- Given information:
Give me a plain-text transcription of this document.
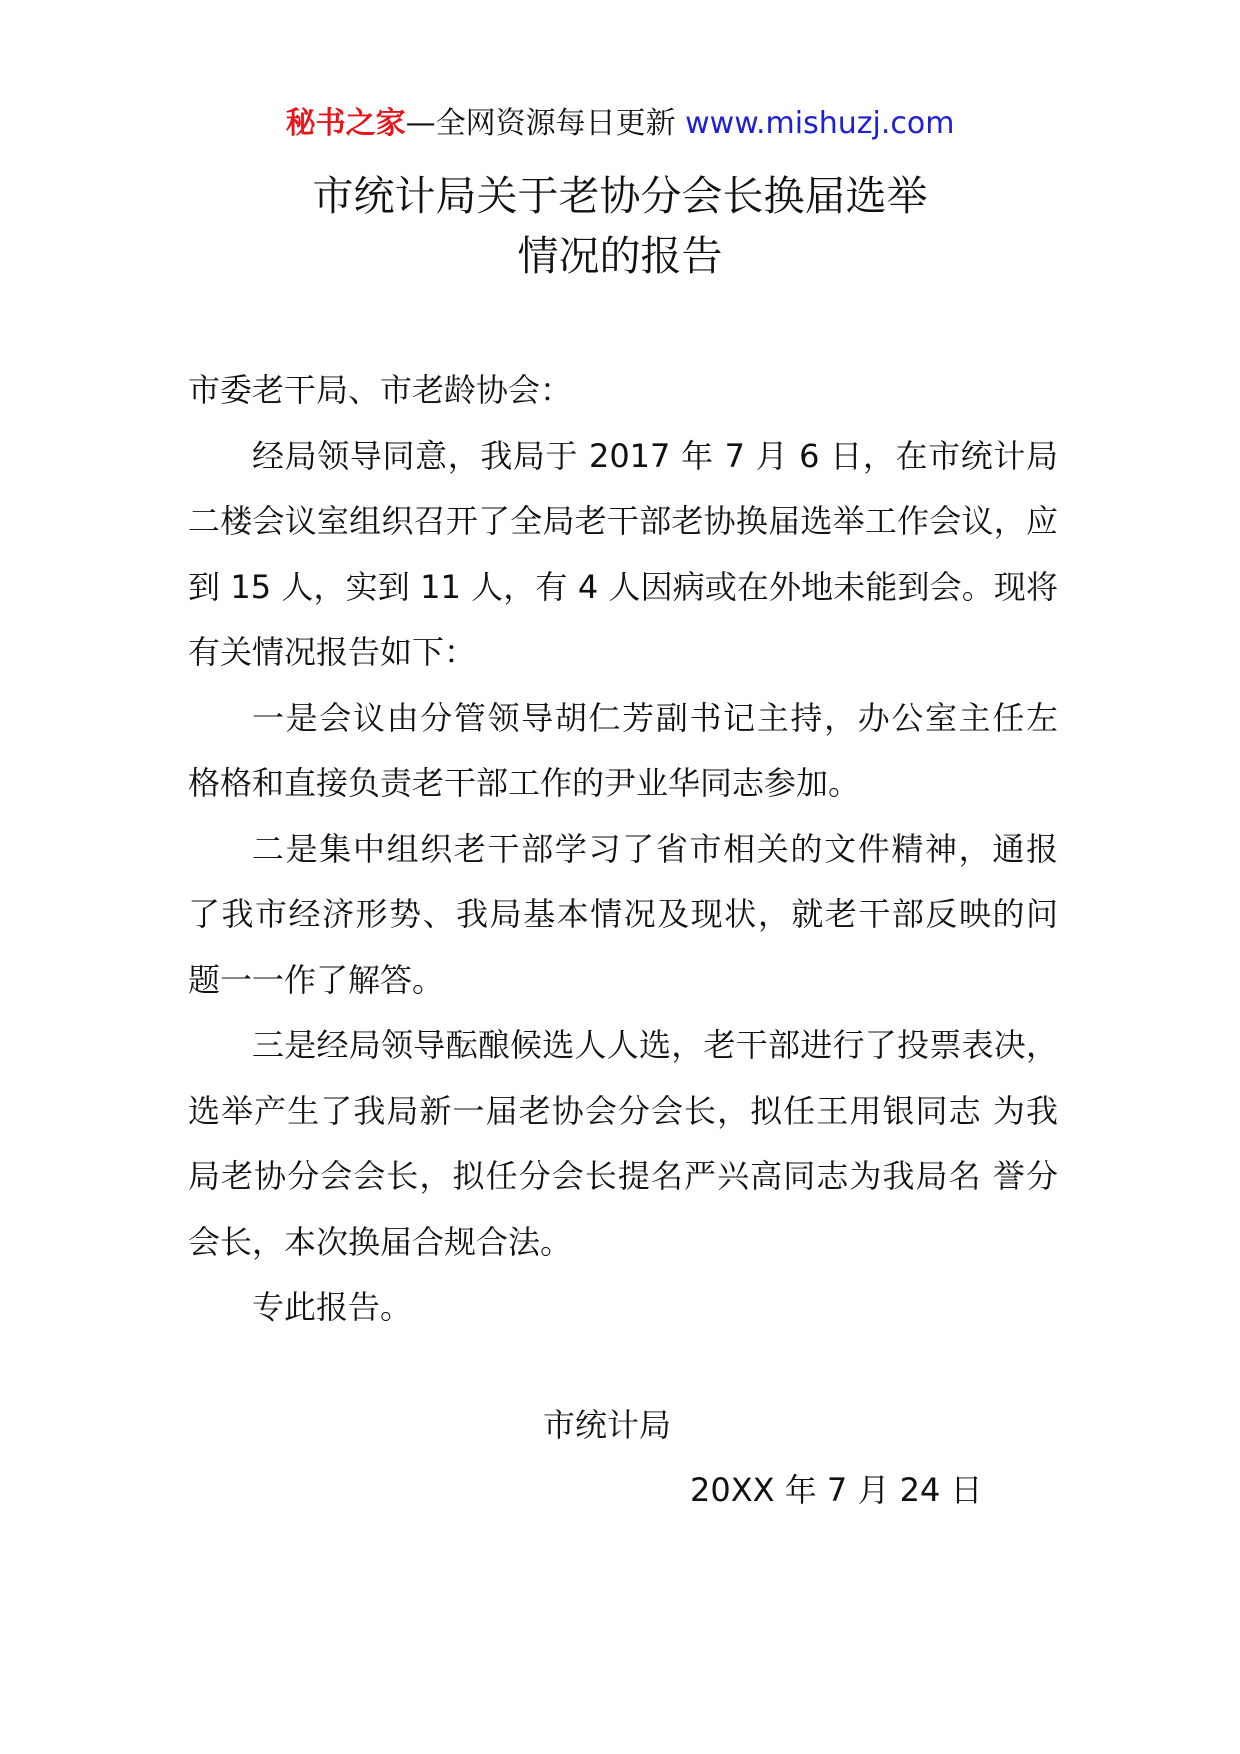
秘书之家—全网资源每日更新 www.mishuzj.com
市统计局关于老协分会长换届选举
情况的报告

市委老干局、市老龄协会：

经局领导同意，我局于 2017 年 7 月 6 日，在市统计局二楼会议室组织召开了全局老干部老协换届选举工作会议，应到 15 人，实到 11 人，有 4 人因病或在外地未能到会。现将有关情况报告如下：

一是会议由分管领导胡仁芳副书记主持，办公室主任左 格格和直接负责老干部工作的尹业华同志参加。

二是集中组织老干部学习了省市相关的文件精神，通报 了我市经济形势、我局基本情况及现状，就老干部反映的问 题一一作了解答。

三是经局领导酝酿候选人人选，老干部进行了投票表决，选举产生了我局新一届老协会分会长，拟任王用银同志 为我局老协分会会长，拟任分会长提名严兴高同志为我局名 誉分会长，本次换届合规合法。

专此报告。

市统计局
20XX 年 7 月 24 日
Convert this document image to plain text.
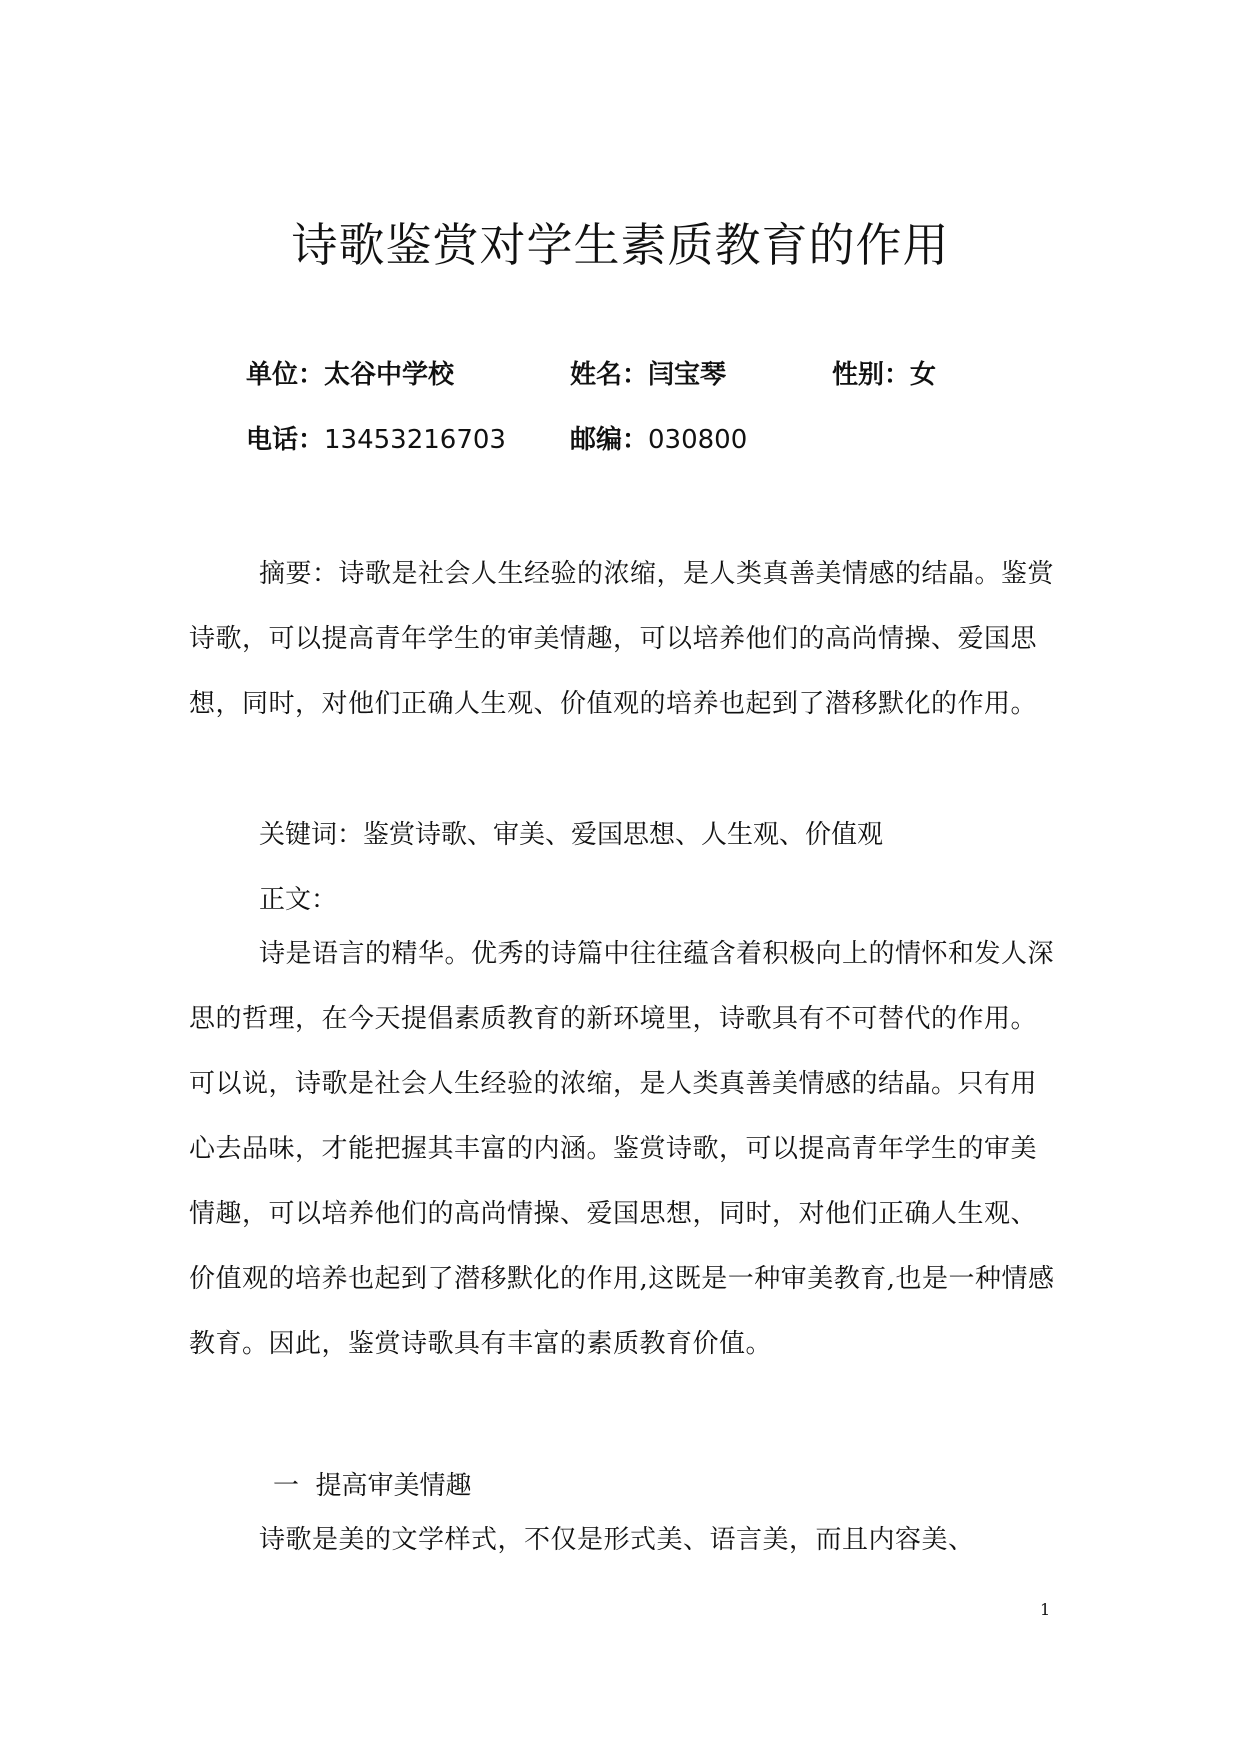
诗歌鉴赏对学生素质教育的作用
单位：太谷中学校	姓名：闫宝琴	性别：女
电话：13453216703 邮编：030800

摘要：诗歌是社会人生经验的浓缩，是人类真善美情感的结晶。鉴赏诗歌，可以提高青年学生的审美情趣，可以培养他们的高尚情操、爱国思想，同时，对他们正确人生观、价值观的培养也起到了潜移默化的作用。

关键词：鉴赏诗歌、审美、爱国思想、人生观、价值观
正文：

诗是语言的精华。优秀的诗篇中往往蕴含着积极向上的情怀和发人深思的哲理，在今天提倡素质教育的新环境里，诗歌具有不可替代的作用。可以说，诗歌是社会人生经验的浓缩，是人类真善美情感的结晶。只有用心去品味，才能把握其丰富的内涵。鉴赏诗歌，可以提高青年学生的审美情趣，可以培养他们的高尚情操、爱国思想，同时，对他们正确人生观、价值观的培养也起到了潜移默化的作用,这既是一种审美教育,也是一种情感教育。因此，鉴赏诗歌具有丰富的素质教育价值。

一  提高审美情趣

诗歌是美的文学样式，不仅是形式美、语言美，而且内容美、

1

- Objective: Repeat every record precisely. Any picture among them stays out of the copy.

- Result for this task:
Give me a plain-text transcription of this document.
秘书之家—全网资源每日更新 www.mishuzj.com
市统计局关于老协分会长换届选举
情况的报告

市委老干局、市老龄协会：

经局领导同意，我局于 2017 年 7 月 6 日，在市统计局二楼会议室组织召开了全局老干部老协换届选举工作会议，应到 15 人，实到 11 人，有 4 人因病或在外地未能到会。现将有关情况报告如下：

一是会议由分管领导胡仁芳副书记主持，办公室主任左 格格和直接负责老干部工作的尹业华同志参加。

二是集中组织老干部学习了省市相关的文件精神，通报 了我市经济形势、我局基本情况及现状，就老干部反映的问 题一一作了解答。

三是经局领导酝酿候选人人选，老干部进行了投票表决，选举产生了我局新一届老协会分会长，拟任王用银同志 为我局老协分会会长，拟任分会长提名严兴高同志为我局名 誉分会长，本次换届合规合法。

专此报告。

市统计局
20XX 年 7 月 24 日
Convert this document image to plain text.
诗歌鉴赏对学生素质教育的作用
单位：太谷中学校	姓名：闫宝琴	性别：女
电话：13453216703 邮编：030800

摘要：诗歌是社会人生经验的浓缩，是人类真善美情感的结晶。鉴赏诗歌，可以提高青年学生的审美情趣，可以培养他们的高尚情操、爱国思想，同时，对他们正确人生观、价值观的培养也起到了潜移默化的作用。

关键词：鉴赏诗歌、审美、爱国思想、人生观、价值观
正文：

诗是语言的精华。优秀的诗篇中往往蕴含着积极向上的情怀和发人深思的哲理，在今天提倡素质教育的新环境里，诗歌具有不可替代的作用。可以说，诗歌是社会人生经验的浓缩，是人类真善美情感的结晶。只有用心去品味，才能把握其丰富的内涵。鉴赏诗歌，可以提高青年学生的审美情趣，可以培养他们的高尚情操、爱国思想，同时，对他们正确人生观、价值观的培养也起到了潜移默化的作用,这既是一种审美教育,也是一种情感教育。因此，鉴赏诗歌具有丰富的素质教育价值。

一  提高审美情趣

诗歌是美的文学样式，不仅是形式美、语言美，而且内容美、

1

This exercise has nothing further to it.